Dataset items
==*==

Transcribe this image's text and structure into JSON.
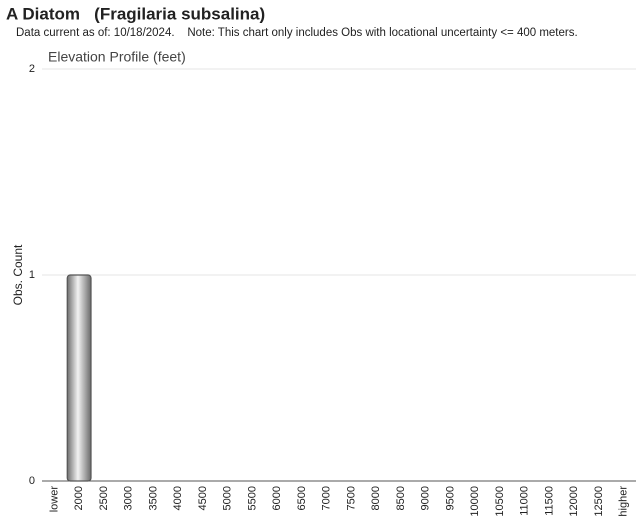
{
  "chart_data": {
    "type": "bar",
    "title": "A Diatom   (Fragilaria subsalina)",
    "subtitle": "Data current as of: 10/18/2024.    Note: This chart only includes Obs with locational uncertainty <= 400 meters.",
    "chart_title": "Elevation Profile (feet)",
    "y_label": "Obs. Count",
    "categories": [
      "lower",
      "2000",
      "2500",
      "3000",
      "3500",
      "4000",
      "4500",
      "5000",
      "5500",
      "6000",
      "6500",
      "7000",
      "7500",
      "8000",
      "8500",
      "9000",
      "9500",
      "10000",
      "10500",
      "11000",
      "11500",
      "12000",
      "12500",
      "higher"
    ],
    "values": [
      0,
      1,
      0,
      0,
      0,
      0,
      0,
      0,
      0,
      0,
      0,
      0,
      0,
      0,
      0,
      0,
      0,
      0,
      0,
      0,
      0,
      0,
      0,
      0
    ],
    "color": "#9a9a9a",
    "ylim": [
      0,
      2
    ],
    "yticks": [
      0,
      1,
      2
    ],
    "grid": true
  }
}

==*==

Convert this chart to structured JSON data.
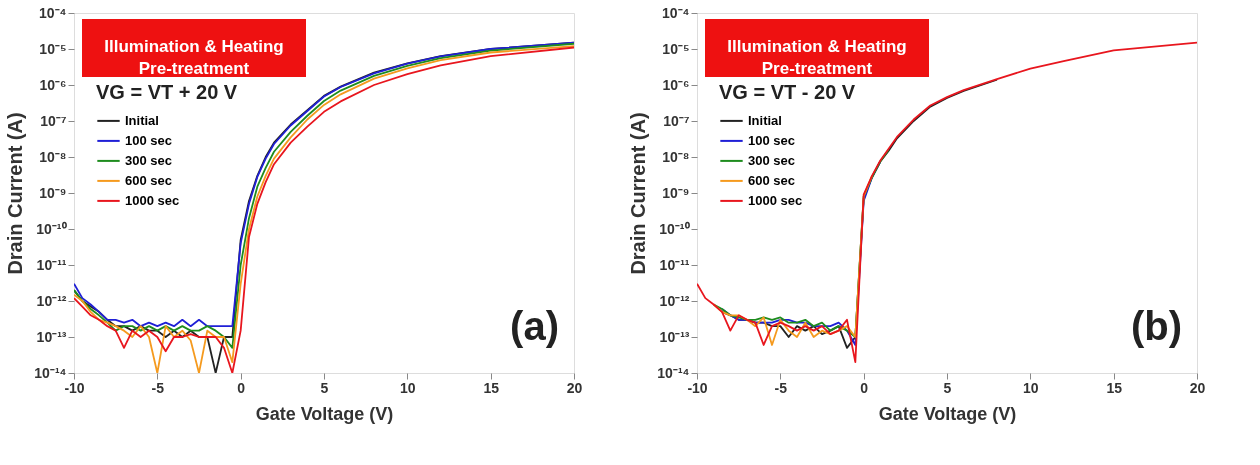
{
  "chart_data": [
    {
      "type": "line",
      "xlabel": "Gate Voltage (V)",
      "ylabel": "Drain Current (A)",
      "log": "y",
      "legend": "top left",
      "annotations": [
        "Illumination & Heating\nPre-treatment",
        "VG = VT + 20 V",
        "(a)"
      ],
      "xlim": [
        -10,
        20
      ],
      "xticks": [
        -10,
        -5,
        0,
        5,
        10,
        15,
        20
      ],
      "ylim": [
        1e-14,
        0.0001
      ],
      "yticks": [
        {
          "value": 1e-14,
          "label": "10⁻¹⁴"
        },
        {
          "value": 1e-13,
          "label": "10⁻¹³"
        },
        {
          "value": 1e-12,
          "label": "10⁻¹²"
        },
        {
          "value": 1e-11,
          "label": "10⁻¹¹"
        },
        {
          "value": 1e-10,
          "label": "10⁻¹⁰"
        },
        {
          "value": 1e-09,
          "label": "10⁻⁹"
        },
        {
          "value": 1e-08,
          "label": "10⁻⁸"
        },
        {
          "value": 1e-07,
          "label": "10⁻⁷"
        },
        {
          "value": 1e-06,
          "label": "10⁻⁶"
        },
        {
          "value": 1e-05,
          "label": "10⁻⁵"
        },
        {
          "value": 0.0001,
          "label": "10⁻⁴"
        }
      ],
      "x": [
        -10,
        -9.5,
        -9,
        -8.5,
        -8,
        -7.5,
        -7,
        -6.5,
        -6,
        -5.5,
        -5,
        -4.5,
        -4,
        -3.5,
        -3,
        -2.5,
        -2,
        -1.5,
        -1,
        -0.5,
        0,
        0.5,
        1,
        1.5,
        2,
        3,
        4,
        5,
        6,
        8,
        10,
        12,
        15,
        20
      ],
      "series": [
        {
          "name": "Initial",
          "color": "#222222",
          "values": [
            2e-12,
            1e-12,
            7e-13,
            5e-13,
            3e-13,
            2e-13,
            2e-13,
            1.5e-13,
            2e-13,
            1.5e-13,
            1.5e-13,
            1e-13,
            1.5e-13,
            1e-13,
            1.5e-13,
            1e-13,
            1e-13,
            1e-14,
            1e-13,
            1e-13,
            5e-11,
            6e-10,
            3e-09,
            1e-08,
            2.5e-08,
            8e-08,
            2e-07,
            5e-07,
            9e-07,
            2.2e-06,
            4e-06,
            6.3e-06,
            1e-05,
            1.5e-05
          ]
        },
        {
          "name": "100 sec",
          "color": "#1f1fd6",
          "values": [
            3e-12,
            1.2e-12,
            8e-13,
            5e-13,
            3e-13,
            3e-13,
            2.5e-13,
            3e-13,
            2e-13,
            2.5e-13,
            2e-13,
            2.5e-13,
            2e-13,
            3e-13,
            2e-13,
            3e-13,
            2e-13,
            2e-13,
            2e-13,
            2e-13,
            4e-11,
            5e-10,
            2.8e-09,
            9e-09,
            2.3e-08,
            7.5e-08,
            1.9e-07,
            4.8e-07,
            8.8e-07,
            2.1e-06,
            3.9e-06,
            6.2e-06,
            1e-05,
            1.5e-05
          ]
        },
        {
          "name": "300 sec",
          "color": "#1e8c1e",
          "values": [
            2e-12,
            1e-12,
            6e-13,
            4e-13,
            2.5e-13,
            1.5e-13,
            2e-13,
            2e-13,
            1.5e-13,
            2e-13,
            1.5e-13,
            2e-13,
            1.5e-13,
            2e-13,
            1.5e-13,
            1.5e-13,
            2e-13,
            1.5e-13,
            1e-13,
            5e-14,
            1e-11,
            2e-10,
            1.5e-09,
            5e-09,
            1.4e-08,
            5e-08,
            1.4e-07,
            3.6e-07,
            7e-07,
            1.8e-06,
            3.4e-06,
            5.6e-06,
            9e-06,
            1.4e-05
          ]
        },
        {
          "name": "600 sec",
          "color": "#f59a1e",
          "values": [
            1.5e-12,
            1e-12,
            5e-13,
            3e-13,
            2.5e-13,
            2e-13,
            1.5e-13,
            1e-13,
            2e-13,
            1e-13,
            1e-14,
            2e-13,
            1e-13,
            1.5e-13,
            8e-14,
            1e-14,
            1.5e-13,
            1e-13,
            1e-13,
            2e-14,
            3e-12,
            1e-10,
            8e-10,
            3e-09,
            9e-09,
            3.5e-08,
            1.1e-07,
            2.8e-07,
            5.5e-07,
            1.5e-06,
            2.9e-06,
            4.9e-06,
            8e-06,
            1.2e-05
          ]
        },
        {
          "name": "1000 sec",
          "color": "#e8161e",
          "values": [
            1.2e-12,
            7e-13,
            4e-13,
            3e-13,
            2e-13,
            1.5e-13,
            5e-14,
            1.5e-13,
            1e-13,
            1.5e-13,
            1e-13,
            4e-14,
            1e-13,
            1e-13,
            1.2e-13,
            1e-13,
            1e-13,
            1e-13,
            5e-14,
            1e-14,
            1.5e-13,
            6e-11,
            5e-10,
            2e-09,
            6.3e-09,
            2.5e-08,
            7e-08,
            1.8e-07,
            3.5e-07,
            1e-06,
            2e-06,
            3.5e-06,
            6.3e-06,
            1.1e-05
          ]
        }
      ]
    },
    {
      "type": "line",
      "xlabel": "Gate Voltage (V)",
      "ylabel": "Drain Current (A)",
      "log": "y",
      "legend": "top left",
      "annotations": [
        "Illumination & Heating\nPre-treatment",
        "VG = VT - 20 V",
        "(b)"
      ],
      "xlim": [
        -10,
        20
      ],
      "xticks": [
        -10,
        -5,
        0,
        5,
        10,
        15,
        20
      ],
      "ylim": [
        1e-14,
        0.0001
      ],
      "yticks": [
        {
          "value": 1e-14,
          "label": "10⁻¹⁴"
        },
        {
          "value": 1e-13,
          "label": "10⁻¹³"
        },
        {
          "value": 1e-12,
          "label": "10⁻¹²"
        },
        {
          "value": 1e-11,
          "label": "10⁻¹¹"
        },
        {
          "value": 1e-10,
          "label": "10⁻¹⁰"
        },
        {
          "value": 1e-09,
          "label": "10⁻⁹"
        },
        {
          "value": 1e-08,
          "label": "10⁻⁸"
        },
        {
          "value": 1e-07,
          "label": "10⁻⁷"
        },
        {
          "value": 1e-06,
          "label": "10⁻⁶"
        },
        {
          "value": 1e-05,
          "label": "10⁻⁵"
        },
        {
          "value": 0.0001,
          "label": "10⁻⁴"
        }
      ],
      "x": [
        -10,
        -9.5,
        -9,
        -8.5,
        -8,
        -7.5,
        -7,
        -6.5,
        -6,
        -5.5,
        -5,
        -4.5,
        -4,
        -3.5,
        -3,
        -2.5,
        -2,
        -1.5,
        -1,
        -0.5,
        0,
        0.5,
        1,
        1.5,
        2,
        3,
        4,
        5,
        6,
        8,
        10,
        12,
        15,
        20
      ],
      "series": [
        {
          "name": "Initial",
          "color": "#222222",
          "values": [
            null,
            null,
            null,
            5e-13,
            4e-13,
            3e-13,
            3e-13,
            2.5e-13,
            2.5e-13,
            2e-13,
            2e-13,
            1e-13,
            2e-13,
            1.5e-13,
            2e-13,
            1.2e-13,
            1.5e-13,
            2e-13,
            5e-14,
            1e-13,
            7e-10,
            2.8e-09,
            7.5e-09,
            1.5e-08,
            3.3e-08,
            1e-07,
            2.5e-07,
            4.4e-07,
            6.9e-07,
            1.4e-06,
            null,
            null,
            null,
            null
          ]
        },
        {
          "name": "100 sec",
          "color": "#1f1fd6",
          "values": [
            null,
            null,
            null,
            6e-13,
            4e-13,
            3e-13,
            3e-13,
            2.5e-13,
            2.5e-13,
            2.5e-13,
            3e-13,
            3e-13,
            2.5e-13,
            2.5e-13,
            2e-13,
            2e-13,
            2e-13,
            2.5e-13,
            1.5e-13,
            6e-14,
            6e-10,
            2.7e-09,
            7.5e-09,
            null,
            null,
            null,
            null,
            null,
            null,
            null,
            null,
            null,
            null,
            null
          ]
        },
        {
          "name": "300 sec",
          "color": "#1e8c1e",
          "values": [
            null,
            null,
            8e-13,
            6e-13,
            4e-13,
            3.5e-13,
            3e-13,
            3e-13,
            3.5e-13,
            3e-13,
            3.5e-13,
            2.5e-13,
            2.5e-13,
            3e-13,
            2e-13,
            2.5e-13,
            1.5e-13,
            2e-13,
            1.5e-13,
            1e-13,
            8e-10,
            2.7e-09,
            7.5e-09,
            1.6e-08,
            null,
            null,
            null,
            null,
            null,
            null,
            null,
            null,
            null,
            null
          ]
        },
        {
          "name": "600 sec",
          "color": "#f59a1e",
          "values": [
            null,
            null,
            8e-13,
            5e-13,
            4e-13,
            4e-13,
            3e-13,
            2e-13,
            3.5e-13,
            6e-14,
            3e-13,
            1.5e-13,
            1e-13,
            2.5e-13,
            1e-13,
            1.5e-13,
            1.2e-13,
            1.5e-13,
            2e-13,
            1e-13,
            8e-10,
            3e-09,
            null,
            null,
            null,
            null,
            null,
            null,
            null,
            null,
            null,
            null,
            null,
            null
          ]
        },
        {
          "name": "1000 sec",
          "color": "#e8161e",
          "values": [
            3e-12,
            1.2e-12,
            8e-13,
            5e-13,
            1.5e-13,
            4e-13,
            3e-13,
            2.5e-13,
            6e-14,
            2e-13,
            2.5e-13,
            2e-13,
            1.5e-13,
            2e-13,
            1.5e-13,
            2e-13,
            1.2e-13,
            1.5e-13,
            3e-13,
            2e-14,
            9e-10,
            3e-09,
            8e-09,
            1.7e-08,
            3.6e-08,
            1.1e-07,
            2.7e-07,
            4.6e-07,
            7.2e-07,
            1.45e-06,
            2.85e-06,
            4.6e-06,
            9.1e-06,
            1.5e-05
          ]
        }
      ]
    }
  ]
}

==*==

- **TASK REQUIREMENTS**
Copy all lines from the listing that contain "JSON".

- **RESULT OF THE TASK**
Transcribe this image's text and structure into JSON.
Convert this chart to structured JSON data.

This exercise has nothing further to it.